> _PROBLEM_: Copy out the listing exactly.

#### DATA SUPPLIED ####

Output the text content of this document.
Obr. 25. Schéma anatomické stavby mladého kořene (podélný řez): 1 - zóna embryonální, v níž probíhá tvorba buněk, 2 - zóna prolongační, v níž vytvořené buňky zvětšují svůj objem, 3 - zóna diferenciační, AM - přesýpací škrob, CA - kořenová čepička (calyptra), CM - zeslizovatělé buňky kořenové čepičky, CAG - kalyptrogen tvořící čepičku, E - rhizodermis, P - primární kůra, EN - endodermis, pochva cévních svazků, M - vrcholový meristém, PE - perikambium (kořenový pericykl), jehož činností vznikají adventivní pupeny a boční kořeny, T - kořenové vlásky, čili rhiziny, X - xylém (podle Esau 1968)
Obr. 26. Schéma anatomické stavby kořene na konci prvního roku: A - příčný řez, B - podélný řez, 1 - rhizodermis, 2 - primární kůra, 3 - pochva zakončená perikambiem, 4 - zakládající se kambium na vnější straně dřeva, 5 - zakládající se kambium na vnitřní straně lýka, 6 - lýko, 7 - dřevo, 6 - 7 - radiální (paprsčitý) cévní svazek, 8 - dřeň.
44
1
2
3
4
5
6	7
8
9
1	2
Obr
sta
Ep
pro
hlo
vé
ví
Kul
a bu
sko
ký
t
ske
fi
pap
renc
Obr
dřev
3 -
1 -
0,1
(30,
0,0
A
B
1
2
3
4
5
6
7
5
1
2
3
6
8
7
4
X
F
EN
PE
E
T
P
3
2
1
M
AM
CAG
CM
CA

####

> _ANSWER TO THE EXERCISE_:
Output the text content of this document.
Obr. 25. Schéma anatomické stavby mladého kořene (podélný řez): 1 - zóna embryonální, v níž probíhá tvorba buněk, 2 - zóna prolongační, v níž vytvořené buňky zvětšují svůj objem, 3 - zóna diferenciační, AM - přesýpací škrob, CA - kořenová čepička (calyptra), CM - zeslizovatělé buňky kořenové čepičky, CAG - kalyptrogen tvořící čepičku, E - rhizodermis, P - primární kůra, EN - endodermis, pochva cévních svazků, M - vrcholový meristém, PE - perikambium (kořenový pericykl), jehož činností vznikají adventivní pupeny a boční kořeny, T - kořenové vlásky, čili rhiziny, X - xylém (podle Esau 1968)
Obr. 26. Schéma anatomické stavby kořene na konci prvního roku: A - příčný řez, B - podélný řez, 1 - rhizodermis, 2 - primární kůra, 3 - pochva zakončená perikambiem, 4 - zakládající se kambium na vnější straně dřeva, 5 - zakládající se kambium na vnitřní straně lýka, 6 - lýko, 7 - dřevo, 6 - 7 - radiální (paprsčitý) cévní svazek, 8 - dřeň.
44
1
2
3
4
5
6	7
8
9
1	2
Obr
sta
Ep
pro
hlo
vé
ví
Kul
a bu
sko
ký
t
ske
fi
pap
renc
Obr
dřev
3 -
1 -
0,1
(30,
0,0
A
B
1
2
3
4
5
6
7
5
1
2
3
6
8
7
4
X
F
EN
PE
E
T
P
3
2
1
M
AM
CAG
CM
CA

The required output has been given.